-- What this task involves --
What lines of the data include the string "title"? Copy them all.

-- Data extract --
• • • • •
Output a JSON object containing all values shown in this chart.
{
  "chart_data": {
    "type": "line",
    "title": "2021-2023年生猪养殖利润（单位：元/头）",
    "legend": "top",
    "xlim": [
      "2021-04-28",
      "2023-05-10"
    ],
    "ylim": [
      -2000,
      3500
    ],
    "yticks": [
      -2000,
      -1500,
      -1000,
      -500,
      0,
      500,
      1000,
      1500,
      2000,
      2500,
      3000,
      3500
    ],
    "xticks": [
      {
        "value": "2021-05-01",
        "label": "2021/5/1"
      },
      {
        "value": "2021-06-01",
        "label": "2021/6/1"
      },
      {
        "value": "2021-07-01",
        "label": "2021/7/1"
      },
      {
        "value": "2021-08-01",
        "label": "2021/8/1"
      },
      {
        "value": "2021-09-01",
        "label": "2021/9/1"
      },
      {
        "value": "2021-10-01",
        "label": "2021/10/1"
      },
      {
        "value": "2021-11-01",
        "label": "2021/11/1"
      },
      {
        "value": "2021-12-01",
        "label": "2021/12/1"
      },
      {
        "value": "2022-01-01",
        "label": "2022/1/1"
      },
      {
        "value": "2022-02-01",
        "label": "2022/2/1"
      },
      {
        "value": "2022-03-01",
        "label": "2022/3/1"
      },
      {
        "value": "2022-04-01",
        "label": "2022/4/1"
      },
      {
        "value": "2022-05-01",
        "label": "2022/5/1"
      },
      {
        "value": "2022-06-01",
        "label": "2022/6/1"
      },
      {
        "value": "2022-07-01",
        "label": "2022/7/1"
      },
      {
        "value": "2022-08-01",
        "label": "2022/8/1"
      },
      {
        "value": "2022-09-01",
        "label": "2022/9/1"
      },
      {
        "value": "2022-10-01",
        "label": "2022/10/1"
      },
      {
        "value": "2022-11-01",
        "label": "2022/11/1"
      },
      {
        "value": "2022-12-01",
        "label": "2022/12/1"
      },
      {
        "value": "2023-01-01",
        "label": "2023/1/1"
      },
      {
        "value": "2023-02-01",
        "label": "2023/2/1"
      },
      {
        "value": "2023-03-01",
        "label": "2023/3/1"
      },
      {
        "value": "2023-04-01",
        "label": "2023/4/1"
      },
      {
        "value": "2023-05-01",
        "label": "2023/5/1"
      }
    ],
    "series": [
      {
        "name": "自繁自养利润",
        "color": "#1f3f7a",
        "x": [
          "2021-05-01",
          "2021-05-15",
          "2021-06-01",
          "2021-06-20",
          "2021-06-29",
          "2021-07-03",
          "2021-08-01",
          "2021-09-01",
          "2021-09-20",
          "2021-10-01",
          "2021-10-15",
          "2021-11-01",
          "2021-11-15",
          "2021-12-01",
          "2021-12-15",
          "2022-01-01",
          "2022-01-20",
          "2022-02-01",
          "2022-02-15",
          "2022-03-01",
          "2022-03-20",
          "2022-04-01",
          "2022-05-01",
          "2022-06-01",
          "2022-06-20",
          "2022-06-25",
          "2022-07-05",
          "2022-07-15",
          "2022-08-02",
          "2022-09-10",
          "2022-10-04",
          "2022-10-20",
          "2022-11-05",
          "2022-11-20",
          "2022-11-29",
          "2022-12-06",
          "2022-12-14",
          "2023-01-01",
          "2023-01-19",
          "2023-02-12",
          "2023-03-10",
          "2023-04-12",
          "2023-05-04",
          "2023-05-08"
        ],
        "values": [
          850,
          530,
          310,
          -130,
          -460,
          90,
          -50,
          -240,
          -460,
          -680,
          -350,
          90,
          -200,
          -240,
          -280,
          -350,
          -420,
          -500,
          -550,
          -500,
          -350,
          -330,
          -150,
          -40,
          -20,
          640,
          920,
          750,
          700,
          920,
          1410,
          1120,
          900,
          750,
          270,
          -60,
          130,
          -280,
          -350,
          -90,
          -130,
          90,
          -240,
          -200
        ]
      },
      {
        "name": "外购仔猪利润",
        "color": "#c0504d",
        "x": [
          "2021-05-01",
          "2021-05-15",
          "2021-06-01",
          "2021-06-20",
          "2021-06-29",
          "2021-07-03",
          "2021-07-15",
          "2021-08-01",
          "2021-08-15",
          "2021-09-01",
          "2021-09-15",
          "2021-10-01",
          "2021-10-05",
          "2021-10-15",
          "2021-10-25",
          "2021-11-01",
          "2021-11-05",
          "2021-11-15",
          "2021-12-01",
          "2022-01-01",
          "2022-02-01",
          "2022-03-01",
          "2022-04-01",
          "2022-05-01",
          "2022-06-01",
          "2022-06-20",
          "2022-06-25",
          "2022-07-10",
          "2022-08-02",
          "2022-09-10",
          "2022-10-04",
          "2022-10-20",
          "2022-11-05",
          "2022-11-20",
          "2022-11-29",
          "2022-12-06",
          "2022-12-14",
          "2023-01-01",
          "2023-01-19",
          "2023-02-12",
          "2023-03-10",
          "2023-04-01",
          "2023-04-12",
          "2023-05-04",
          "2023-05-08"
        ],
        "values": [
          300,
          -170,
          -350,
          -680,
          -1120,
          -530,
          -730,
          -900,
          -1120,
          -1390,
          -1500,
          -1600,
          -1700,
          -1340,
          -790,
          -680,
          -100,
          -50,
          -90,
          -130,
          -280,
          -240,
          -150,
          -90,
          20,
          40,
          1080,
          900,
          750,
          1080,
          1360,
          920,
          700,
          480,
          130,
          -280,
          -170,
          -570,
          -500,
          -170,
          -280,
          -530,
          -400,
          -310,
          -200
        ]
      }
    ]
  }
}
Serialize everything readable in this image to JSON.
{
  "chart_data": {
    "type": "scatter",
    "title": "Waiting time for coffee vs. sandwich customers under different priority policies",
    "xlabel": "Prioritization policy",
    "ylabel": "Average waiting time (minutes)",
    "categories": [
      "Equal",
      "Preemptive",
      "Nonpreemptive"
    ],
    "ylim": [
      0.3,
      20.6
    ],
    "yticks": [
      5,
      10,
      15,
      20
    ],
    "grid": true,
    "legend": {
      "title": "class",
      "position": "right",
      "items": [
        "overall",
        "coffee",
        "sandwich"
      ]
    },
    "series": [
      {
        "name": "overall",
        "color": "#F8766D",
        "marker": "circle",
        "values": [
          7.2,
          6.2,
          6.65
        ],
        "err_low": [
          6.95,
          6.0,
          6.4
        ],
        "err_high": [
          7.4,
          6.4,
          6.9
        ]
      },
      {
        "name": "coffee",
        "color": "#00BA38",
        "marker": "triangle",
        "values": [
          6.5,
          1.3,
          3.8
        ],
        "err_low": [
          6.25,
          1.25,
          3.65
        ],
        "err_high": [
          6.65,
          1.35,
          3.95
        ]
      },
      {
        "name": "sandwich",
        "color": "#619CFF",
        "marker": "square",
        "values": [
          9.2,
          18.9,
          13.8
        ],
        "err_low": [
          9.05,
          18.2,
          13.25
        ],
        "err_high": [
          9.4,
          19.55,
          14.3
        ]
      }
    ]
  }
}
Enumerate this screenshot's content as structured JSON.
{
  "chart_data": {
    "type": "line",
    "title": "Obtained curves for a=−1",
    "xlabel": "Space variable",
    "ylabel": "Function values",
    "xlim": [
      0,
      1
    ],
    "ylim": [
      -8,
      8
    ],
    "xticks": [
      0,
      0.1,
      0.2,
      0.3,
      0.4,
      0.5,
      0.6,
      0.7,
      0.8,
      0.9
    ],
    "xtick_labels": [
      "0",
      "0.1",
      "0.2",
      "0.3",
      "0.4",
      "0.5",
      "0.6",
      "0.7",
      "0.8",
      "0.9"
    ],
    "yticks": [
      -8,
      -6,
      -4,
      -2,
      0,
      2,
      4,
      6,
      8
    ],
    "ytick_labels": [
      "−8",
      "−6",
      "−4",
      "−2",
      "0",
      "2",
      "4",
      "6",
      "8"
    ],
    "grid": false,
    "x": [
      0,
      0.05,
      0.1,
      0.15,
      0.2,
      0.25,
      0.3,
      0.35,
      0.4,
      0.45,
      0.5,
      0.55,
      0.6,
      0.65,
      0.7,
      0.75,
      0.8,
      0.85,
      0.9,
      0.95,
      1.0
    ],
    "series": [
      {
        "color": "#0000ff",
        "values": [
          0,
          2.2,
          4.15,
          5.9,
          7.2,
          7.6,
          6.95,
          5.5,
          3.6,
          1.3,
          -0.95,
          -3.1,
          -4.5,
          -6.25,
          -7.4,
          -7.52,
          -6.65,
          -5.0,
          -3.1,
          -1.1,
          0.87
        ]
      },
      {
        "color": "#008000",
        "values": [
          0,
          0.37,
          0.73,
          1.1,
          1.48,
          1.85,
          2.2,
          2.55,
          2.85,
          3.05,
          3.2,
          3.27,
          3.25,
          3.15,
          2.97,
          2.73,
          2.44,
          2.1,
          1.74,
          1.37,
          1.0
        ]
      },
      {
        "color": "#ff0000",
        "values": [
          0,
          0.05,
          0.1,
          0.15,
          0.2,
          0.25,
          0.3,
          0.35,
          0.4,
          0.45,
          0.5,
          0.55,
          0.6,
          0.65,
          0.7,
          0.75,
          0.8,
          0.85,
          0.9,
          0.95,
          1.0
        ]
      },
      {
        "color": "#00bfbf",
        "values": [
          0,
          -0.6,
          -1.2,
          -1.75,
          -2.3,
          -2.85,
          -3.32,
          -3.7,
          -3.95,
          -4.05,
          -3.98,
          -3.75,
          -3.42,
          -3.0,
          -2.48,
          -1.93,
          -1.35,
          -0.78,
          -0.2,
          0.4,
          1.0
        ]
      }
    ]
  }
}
• • • • •
-- Expected answer --
    "title": "2021-2023年生猪养殖利润（单位：元/头）",
    "title": "Waiting time for coffee vs. sandwich customers under different priority policies",
      "title": "class",
    "title": "Obtained curves for a=−1",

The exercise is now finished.